Information shown:
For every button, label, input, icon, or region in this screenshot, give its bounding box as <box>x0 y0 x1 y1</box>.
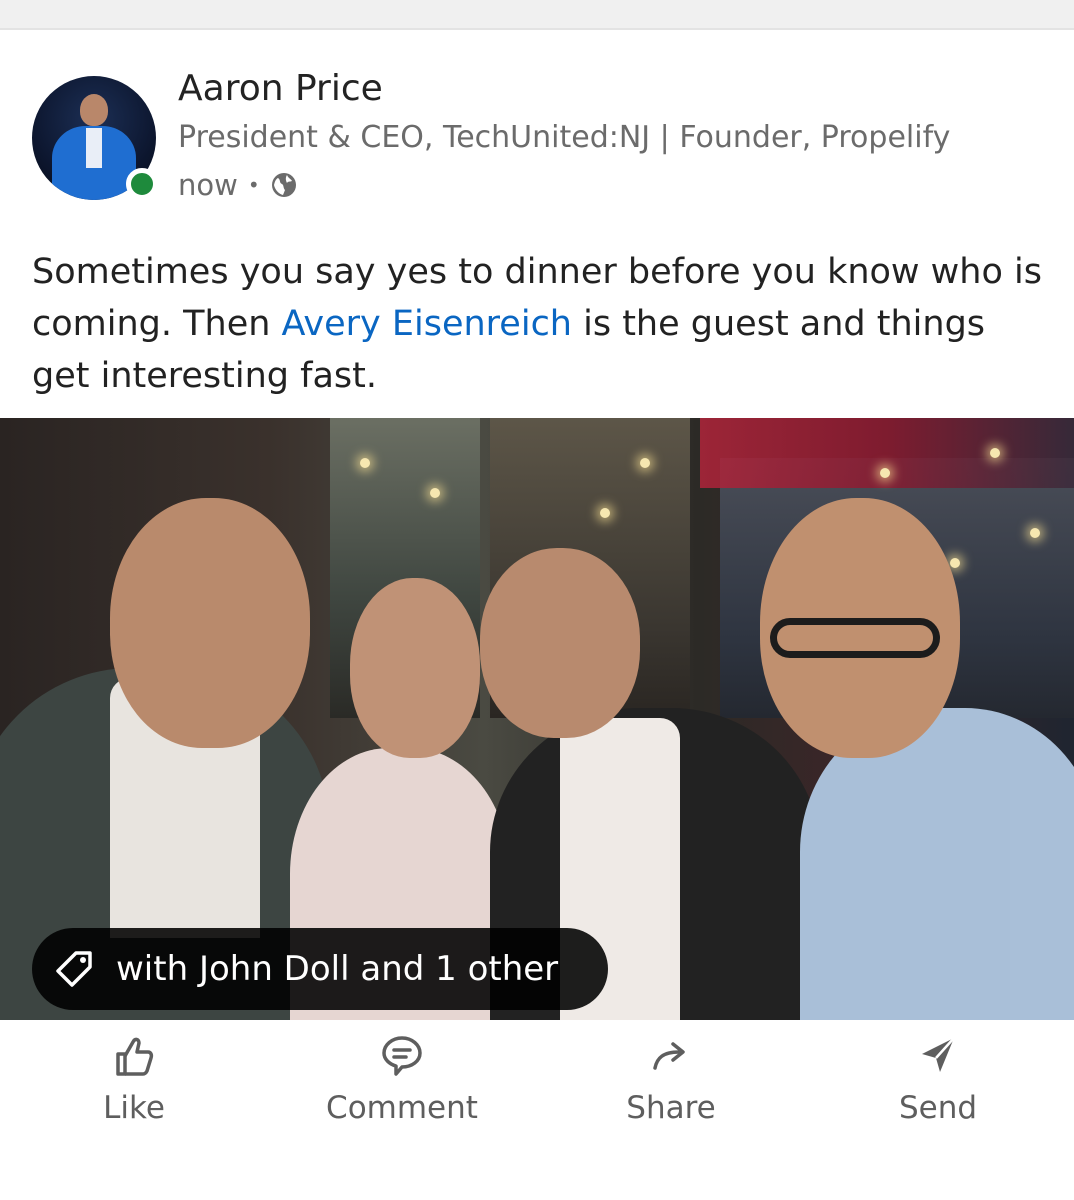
tagged-people-text: with John Doll and 1 other <box>116 949 559 989</box>
share-arrow-icon <box>653 1042 685 1070</box>
feed-post: Aaron Price President & CEO, TechUnited:… <box>0 32 1074 1200</box>
like-label: Like <box>103 1090 165 1126</box>
like-button[interactable]: Like <box>34 1032 234 1142</box>
post-time: now <box>178 168 238 202</box>
thumbs-up-icon <box>116 1037 154 1076</box>
author-avatar[interactable] <box>32 76 158 200</box>
tag-icon <box>56 951 92 987</box>
online-status-dot <box>126 168 158 200</box>
author-name[interactable]: Aaron Price <box>178 68 383 109</box>
globe-icon <box>271 173 296 197</box>
social-action-bar: Like Comment Share Send <box>0 1032 1074 1142</box>
send-icon <box>922 1037 955 1072</box>
author-headline: President & CEO, TechUnited:NJ | Founder… <box>178 120 951 155</box>
share-button[interactable]: Share <box>571 1032 771 1142</box>
top-divider-strip <box>0 0 1074 30</box>
meta-separator: • <box>247 173 260 197</box>
post-body: Sometimes you say yes to dinner before y… <box>32 246 1042 402</box>
send-button[interactable]: Send <box>838 1032 1038 1142</box>
comment-label: Comment <box>326 1090 478 1126</box>
post-photo[interactable]: with John Doll and 1 other <box>0 418 1074 1020</box>
post-meta: now • <box>178 168 298 202</box>
share-label: Share <box>626 1090 716 1126</box>
mention-link[interactable]: Avery Eisenreich <box>282 304 572 344</box>
tagged-people-pill[interactable]: with John Doll and 1 other <box>32 928 608 1010</box>
send-label: Send <box>898 1090 978 1126</box>
comment-button[interactable]: Comment <box>302 1032 502 1142</box>
comment-icon <box>382 1036 422 1076</box>
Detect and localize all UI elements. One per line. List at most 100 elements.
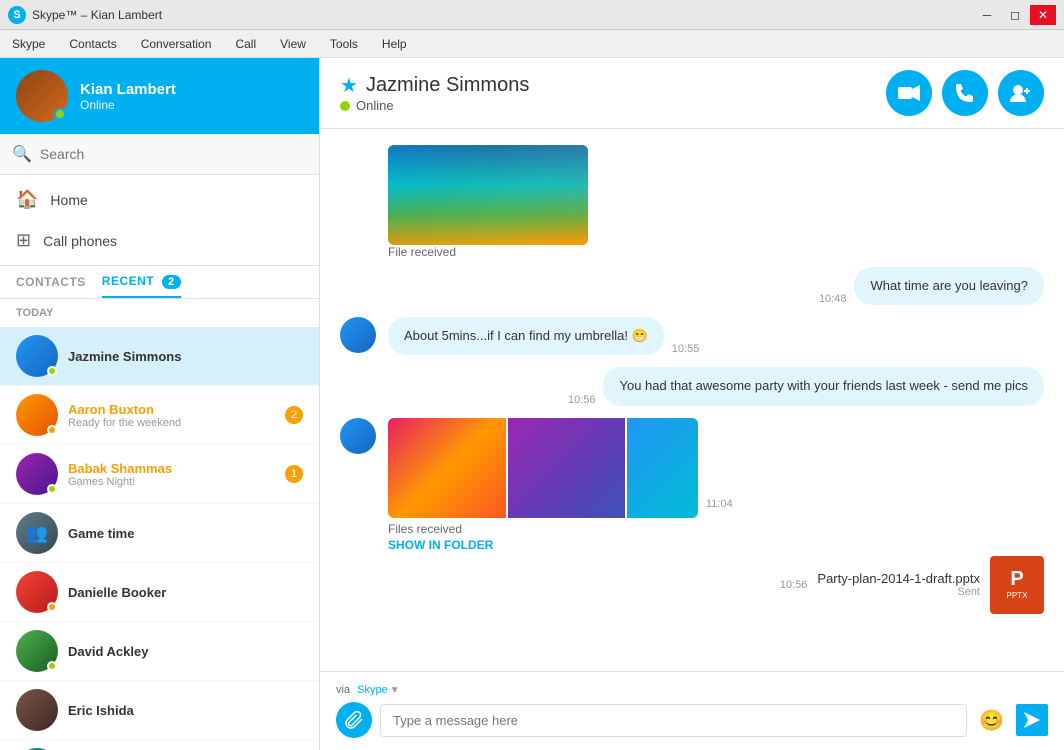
status-dot-jazmine — [47, 366, 57, 376]
search-input[interactable] — [40, 146, 307, 162]
contact-avatar-jazmine — [16, 335, 58, 377]
contact-info-eric: Eric Ishida — [68, 703, 303, 718]
menu-call[interactable]: Call — [231, 33, 260, 55]
pptx-info: Party-plan-2014-1-draft.pptx Sent — [817, 571, 980, 598]
pptx-filename: Party-plan-2014-1-draft.pptx — [817, 571, 980, 586]
contact-item-aaron[interactable]: Aaron Buxton Ready for the weekend 2 — [0, 386, 319, 445]
msg-sent-1: What time are you leaving? 10:48 — [340, 267, 1044, 305]
message-input[interactable] — [380, 704, 967, 737]
nav-home[interactable]: 🏠 Home — [0, 179, 319, 220]
msg-top-image-group: File received — [340, 145, 1044, 259]
nav-call-phones[interactable]: ⊞ Call phones — [0, 220, 319, 261]
menu-view[interactable]: View — [276, 33, 310, 55]
audio-call-button[interactable] — [942, 70, 988, 116]
contact-name-game: Game time — [68, 526, 303, 541]
contact-info-jazmine: Jazmine Simmons — [68, 349, 303, 364]
tab-contacts[interactable]: CONTACTS — [16, 275, 86, 297]
send-icon — [1024, 712, 1040, 728]
nav-call-phones-label: Call phones — [43, 233, 117, 249]
chat-header-left: ★ Jazmine Simmons Online — [340, 73, 529, 113]
msg-time-sent-2: 10:56 — [568, 394, 596, 406]
menu-skype[interactable]: Skype — [8, 33, 49, 55]
home-icon: 🏠 — [16, 189, 38, 210]
files-received-label: Files received — [388, 522, 698, 536]
search-bar: 🔍 — [0, 134, 319, 175]
contact-avatar-eric — [16, 689, 58, 731]
contact-item-game[interactable]: 👥 Game time — [0, 504, 319, 563]
phone-icon — [955, 83, 975, 103]
chat-header: ★ Jazmine Simmons Online — [320, 58, 1064, 129]
msg-time-received-1: 10:55 — [672, 343, 700, 355]
msg-time-photos: 11:04 — [706, 418, 733, 510]
msg-received-1: About 5mins...if I can find my umbrella!… — [340, 317, 1044, 355]
via-skype-link[interactable]: Skype — [357, 684, 388, 696]
nav-items: 🏠 Home ⊞ Call phones — [0, 175, 319, 266]
msg-sent-2: You had that awesome party with your fri… — [340, 367, 1044, 405]
contact-name-danielle: Danielle Booker — [68, 585, 303, 600]
msg-avatar-jazmine — [340, 317, 376, 353]
profile-info: Kian Lambert Online — [80, 81, 303, 112]
chat-messages-wrap: File received What time are you leaving?… — [320, 129, 1064, 671]
section-header-today: Today — [0, 299, 319, 327]
close-button[interactable]: ✕ — [1030, 5, 1056, 25]
photos-container — [388, 418, 698, 518]
file-received-label: File received — [388, 245, 1044, 259]
search-icon: 🔍 — [12, 144, 32, 164]
via-skype-row: via Skype ▼ — [336, 684, 1048, 696]
contact-item-eric[interactable]: Eric Ishida — [0, 681, 319, 740]
recent-badge: 2 — [162, 275, 181, 289]
chat-panel: ★ Jazmine Simmons Online — [320, 58, 1064, 750]
add-contact-button[interactable] — [998, 70, 1044, 116]
contact-list: Today Jazmine Simmons Aaron Buxton — [0, 299, 319, 750]
show-in-folder-link[interactable]: SHOW IN FOLDER — [388, 538, 698, 552]
msg-time-sent-1: 10:48 — [819, 293, 847, 305]
top-image-placeholder — [388, 145, 588, 245]
pptx-icon-letter: P — [1010, 569, 1023, 589]
contact-name-david: David Ackley — [68, 644, 303, 659]
menu-tools[interactable]: Tools — [326, 33, 362, 55]
contact-avatar-danielle — [16, 571, 58, 613]
contact-avatar-babak — [16, 453, 58, 495]
contact-item-babak[interactable]: Babak Shammas Games Night! 1 — [0, 445, 319, 504]
msg-avatar-jazmine-2 — [340, 418, 376, 454]
status-indicator — [54, 108, 66, 120]
restore-button[interactable]: ◻ — [1002, 5, 1028, 25]
contact-avatar-david — [16, 630, 58, 672]
tabs-row: CONTACTS RECENT 2 — [0, 266, 319, 299]
pptx-icon: P PPTX — [990, 556, 1044, 614]
avatar-container — [16, 70, 68, 122]
tab-recent[interactable]: RECENT 2 — [102, 274, 181, 298]
photo-1 — [388, 418, 506, 518]
chat-contact-name: ★ Jazmine Simmons — [340, 73, 529, 98]
minimize-button[interactable]: ─ — [974, 5, 1000, 25]
contact-name-jazmine: Jazmine Simmons — [68, 349, 303, 364]
contact-item-david[interactable]: David Ackley — [0, 622, 319, 681]
chat-status: Online — [340, 98, 529, 113]
contact-subtext-babak: Games Night! — [68, 476, 275, 488]
call-phones-icon: ⊞ — [16, 230, 31, 251]
menu-contacts[interactable]: Contacts — [65, 33, 120, 55]
title-bar-left: S Skype™ – Kian Lambert — [8, 6, 162, 24]
emoji-button[interactable]: 😊 — [975, 704, 1008, 737]
contact-item-danielle[interactable]: Danielle Booker — [0, 563, 319, 622]
contact-item-jazmine[interactable]: Jazmine Simmons — [0, 327, 319, 386]
menu-conversation[interactable]: Conversation — [137, 33, 216, 55]
menu-help[interactable]: Help — [378, 33, 411, 55]
msg-bubble-sent-2: You had that awesome party with your fri… — [603, 367, 1044, 405]
sidebar: Kian Lambert Online 🔍 🏠 Home ⊞ Call phon… — [0, 58, 320, 750]
status-dot-babak — [47, 484, 57, 494]
status-dot-aaron — [47, 425, 57, 435]
send-button[interactable] — [1016, 704, 1048, 736]
nav-home-label: Home — [50, 192, 87, 208]
contact-info-game: Game time — [68, 526, 303, 541]
profile-status: Online — [80, 98, 303, 112]
title-text: Skype™ – Kian Lambert — [32, 8, 162, 22]
msg-bubble-received-1: About 5mins...if I can find my umbrella!… — [388, 317, 664, 355]
contact-item-joshua[interactable]: Joshua Murphy — [0, 740, 319, 750]
chat-status-dot — [340, 101, 350, 111]
contact-avatar-aaron — [16, 394, 58, 436]
video-call-button[interactable] — [886, 70, 932, 116]
msg-sent-file: P PPTX Party-plan-2014-1-draft.pptx Sent… — [340, 556, 1044, 614]
input-row: 😊 — [336, 702, 1048, 738]
attach-button[interactable] — [336, 702, 372, 738]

Objective:
Print the lines in Block 1 that begin with the line containing "tagged-people-text: with John" and end with the line containing "post-body: Sometimes you", both of these included, reproducing each one unchanged.

Solution:
tagged-people-text: with John Doll and 1 other <box>116 949 559 989</box>
share-arrow-icon <box>653 1042 685 1070</box>
feed-post: Aaron Price President & CEO, TechUnited:… <box>0 32 1074 1200</box>
like-label: Like <box>103 1090 165 1126</box>
like-button[interactable]: Like <box>34 1032 234 1142</box>
post-time: now <box>178 168 238 202</box>
thumbs-up-icon <box>116 1037 154 1076</box>
author-avatar[interactable] <box>32 76 158 200</box>
tag-icon <box>56 951 92 987</box>
online-status-dot <box>126 168 158 200</box>
author-name[interactable]: Aaron Price <box>178 68 383 109</box>
globe-icon <box>271 173 296 197</box>
social-action-bar: Like Comment Share Send <box>0 1032 1074 1142</box>
send-icon <box>922 1037 955 1072</box>
author-headline: President & CEO, TechUnited:NJ | Founder… <box>178 120 951 155</box>
share-button[interactable]: Share <box>571 1032 771 1142</box>
top-divider-strip <box>0 0 1074 30</box>
meta-separator: • <box>247 173 260 197</box>
post-body: Sometimes you say yes to dinner before y… <box>32 246 1042 402</box>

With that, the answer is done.